> **What you should do**
Return every line below as is, leaving out the pictures.

> **Provided entries**
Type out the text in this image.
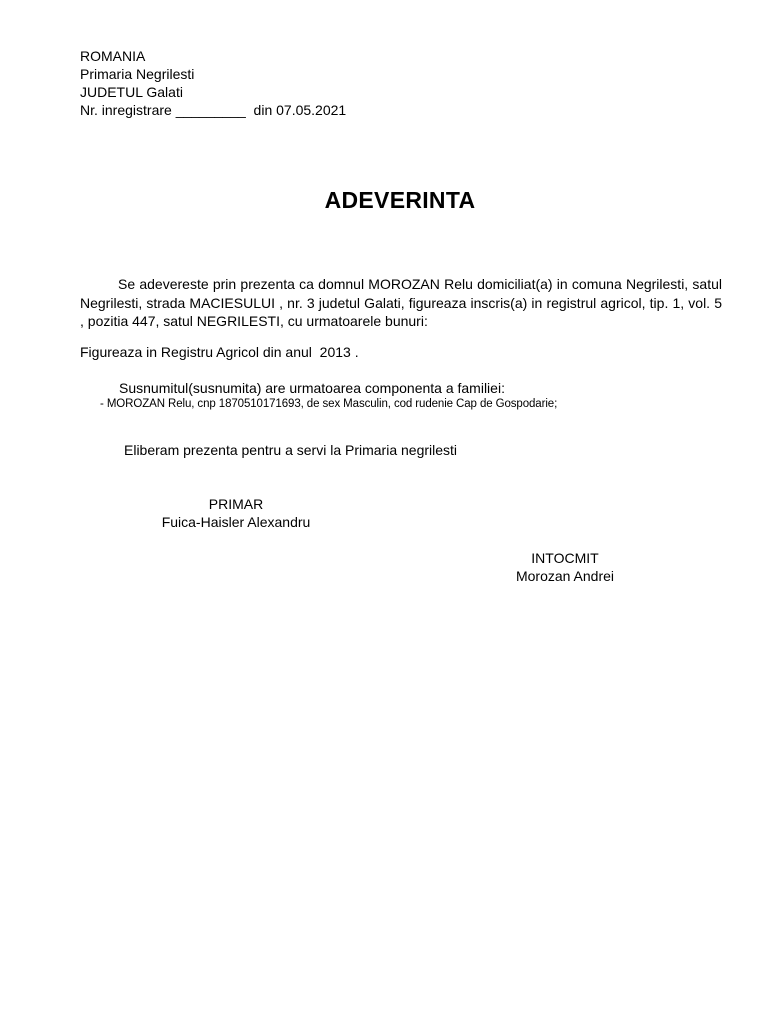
ROMANIA
Primaria Negrilesti
JUDETUL Galati
Nr. inregistrare _________  din 07.05.2021
ADEVERINTA
Se adevereste prin prezenta ca domnul MOROZAN Relu domiciliat(a) in comuna Negrilesti, satul Negrilesti, strada MACIESULUI , nr. 3 judetul Galati, figureaza inscris(a) in registrul agricol, tip. 1, vol. 5 , pozitia 447, satul NEGRILESTI, cu urmatoarele bunuri:
Figureaza in Registru Agricol din anul  2013 .
Susnumitul(susnumita) are urmatoarea componenta a familiei:
- MOROZAN Relu, cnp 1870510171693, de sex Masculin, cod rudenie Cap de Gospodarie;
Eliberam prezenta pentru a servi la Primaria negrilesti
PRIMAR
Fuica-Haisler Alexandru
INTOCMIT
Morozan Andrei
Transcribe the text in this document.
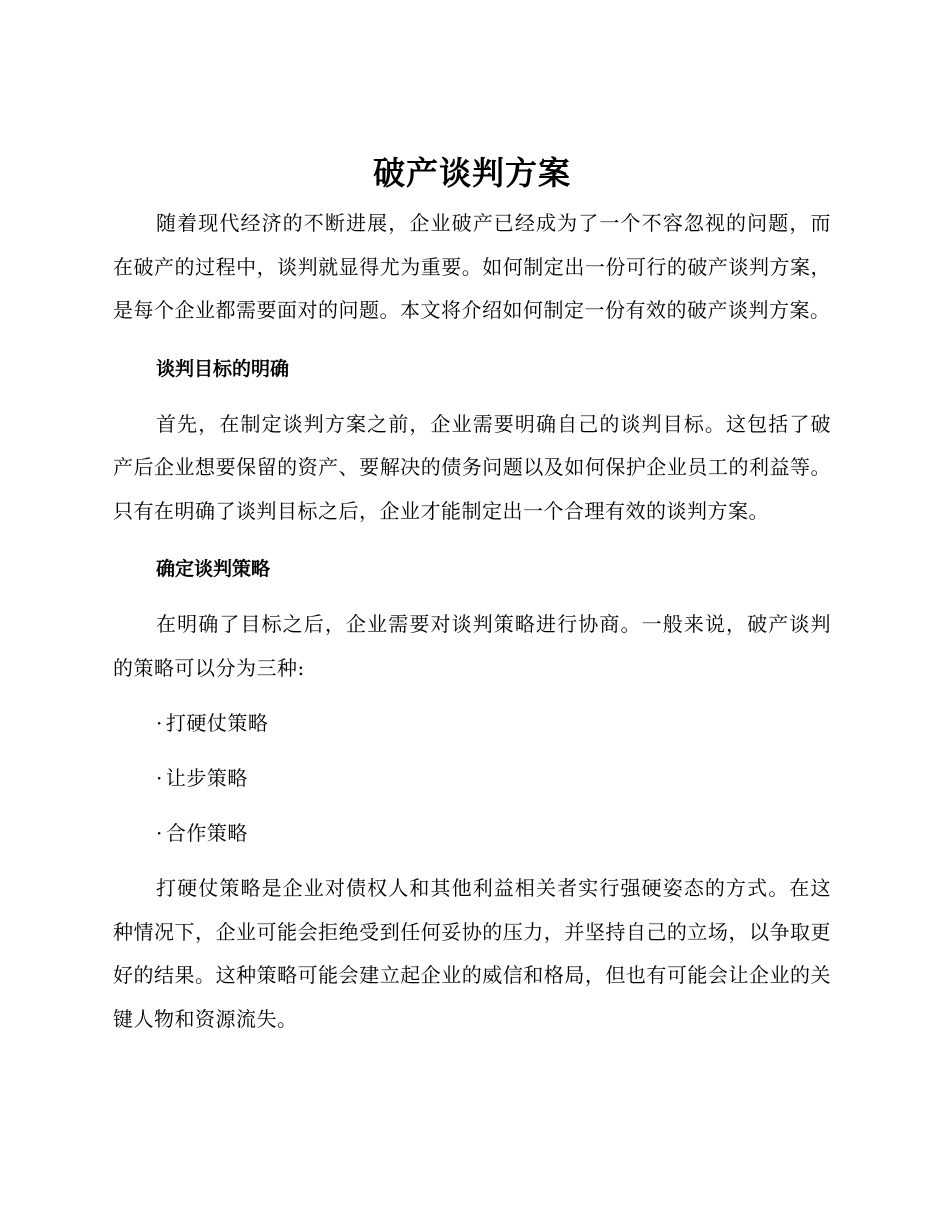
破产谈判方案

随着现代经济的不断进展，企业破产已经成为了一个不容忽视的问题，而在破产的过程中，谈判就显得尤为重要。如何制定出一份可行的破产谈判方案，是每个企业都需要面对的问题。本文将介绍如何制定一份有效的破产谈判方案。

谈判目标的明确

首先，在制定谈判方案之前，企业需要明确自己的谈判目标。这包括了破产后企业想要保留的资产、要解决的债务问题以及如何保护企业员工的利益等。只有在明确了谈判目标之后，企业才能制定出一个合理有效的谈判方案。

确定谈判策略

在明确了目标之后，企业需要对谈判策略进行协商。一般来说，破产谈判的策略可以分为三种:

· 打硬仗策略
· 让步策略
· 合作策略

打硬仗策略是企业对债权人和其他利益相关者实行强硬姿态的方式。在这种情况下，企业可能会拒绝受到任何妥协的压力，并坚持自己的立场，以争取更好的结果。这种策略可能会建立起企业的威信和格局，但也有可能会让企业的关键人物和资源流失。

> **Task output**
Type out the text in this image.
ROMANIA
Primaria Negrilesti
JUDETUL Galati
Nr. inregistrare _________  din 07.05.2021
ADEVERINTA
Se adevereste prin prezenta ca domnul MOROZAN Relu domiciliat(a) in comuna Negrilesti, satul Negrilesti, strada MACIESULUI , nr. 3 judetul Galati, figureaza inscris(a) in registrul agricol, tip. 1, vol. 5 , pozitia 447, satul NEGRILESTI, cu urmatoarele bunuri:
Figureaza in Registru Agricol din anul  2013 .
Susnumitul(susnumita) are urmatoarea componenta a familiei:
- MOROZAN Relu, cnp 1870510171693, de sex Masculin, cod rudenie Cap de Gospodarie;
Eliberam prezenta pentru a servi la Primaria negrilesti
PRIMAR
Fuica-Haisler Alexandru
INTOCMIT
Morozan Andrei
Transcribe the text in this document.
破产谈判方案

随着现代经济的不断进展，企业破产已经成为了一个不容忽视的问题，而在破产的过程中，谈判就显得尤为重要。如何制定出一份可行的破产谈判方案，是每个企业都需要面对的问题。本文将介绍如何制定一份有效的破产谈判方案。

谈判目标的明确

首先，在制定谈判方案之前，企业需要明确自己的谈判目标。这包括了破产后企业想要保留的资产、要解决的债务问题以及如何保护企业员工的利益等。只有在明确了谈判目标之后，企业才能制定出一个合理有效的谈判方案。

确定谈判策略

在明确了目标之后，企业需要对谈判策略进行协商。一般来说，破产谈判的策略可以分为三种:

· 打硬仗策略
· 让步策略
· 合作策略

打硬仗策略是企业对债权人和其他利益相关者实行强硬姿态的方式。在这种情况下，企业可能会拒绝受到任何妥协的压力，并坚持自己的立场，以争取更好的结果。这种策略可能会建立起企业的威信和格局，但也有可能会让企业的关键人物和资源流失。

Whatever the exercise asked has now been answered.